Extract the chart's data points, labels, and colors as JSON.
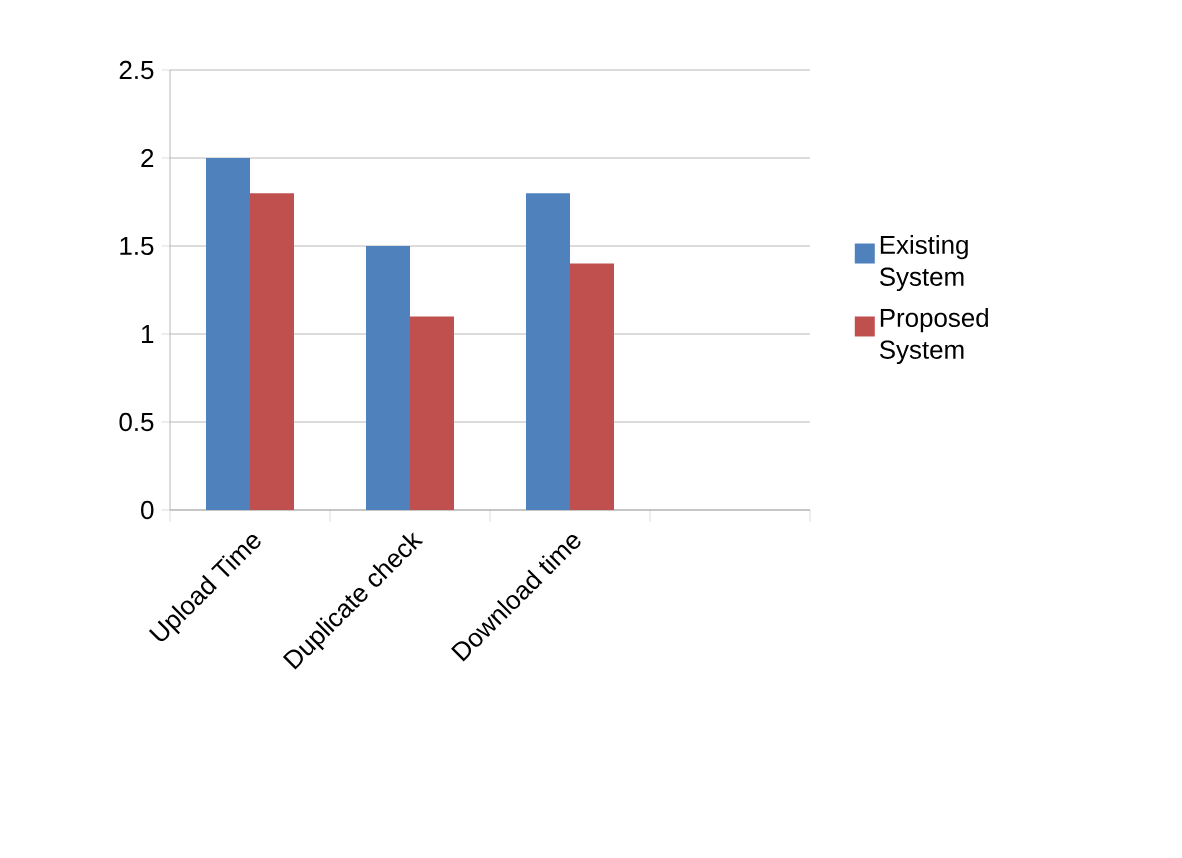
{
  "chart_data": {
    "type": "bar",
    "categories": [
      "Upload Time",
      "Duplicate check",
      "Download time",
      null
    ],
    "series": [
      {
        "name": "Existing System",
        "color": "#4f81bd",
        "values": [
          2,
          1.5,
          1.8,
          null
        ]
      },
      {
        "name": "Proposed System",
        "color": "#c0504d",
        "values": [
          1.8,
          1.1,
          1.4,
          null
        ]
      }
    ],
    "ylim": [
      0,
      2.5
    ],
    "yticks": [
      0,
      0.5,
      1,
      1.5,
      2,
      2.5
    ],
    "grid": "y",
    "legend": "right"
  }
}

+-------+

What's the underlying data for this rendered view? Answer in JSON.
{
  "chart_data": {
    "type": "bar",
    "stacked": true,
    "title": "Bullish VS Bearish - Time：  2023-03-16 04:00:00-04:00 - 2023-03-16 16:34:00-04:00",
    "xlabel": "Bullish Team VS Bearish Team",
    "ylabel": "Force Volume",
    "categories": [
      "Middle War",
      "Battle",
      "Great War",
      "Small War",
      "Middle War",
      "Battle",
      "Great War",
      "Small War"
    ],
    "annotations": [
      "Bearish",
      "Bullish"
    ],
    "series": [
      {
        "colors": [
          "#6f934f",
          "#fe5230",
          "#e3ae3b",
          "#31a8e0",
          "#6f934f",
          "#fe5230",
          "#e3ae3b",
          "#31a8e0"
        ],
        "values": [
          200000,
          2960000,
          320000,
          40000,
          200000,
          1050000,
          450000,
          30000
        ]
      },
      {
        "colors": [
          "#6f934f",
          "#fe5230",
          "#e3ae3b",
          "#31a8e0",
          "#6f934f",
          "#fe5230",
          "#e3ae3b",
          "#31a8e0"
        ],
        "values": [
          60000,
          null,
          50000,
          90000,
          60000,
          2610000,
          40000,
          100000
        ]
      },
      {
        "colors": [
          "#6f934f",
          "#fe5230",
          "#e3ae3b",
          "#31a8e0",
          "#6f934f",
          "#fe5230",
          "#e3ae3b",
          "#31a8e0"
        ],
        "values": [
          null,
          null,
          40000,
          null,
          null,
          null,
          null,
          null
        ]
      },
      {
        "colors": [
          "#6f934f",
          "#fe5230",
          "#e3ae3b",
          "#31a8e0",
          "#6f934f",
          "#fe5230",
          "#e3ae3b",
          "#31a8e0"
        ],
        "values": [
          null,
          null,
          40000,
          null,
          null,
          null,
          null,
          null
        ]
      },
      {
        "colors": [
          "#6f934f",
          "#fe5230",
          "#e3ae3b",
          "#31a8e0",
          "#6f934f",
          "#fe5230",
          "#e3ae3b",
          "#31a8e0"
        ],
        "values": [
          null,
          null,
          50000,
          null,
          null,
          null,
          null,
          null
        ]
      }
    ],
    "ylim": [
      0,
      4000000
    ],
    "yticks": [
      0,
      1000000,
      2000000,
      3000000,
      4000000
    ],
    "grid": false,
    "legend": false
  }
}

+-------+

What the task asks — In the data above, count the lines where the word "Bullish" appears; reply with the number only.

Answer for this exercise — 3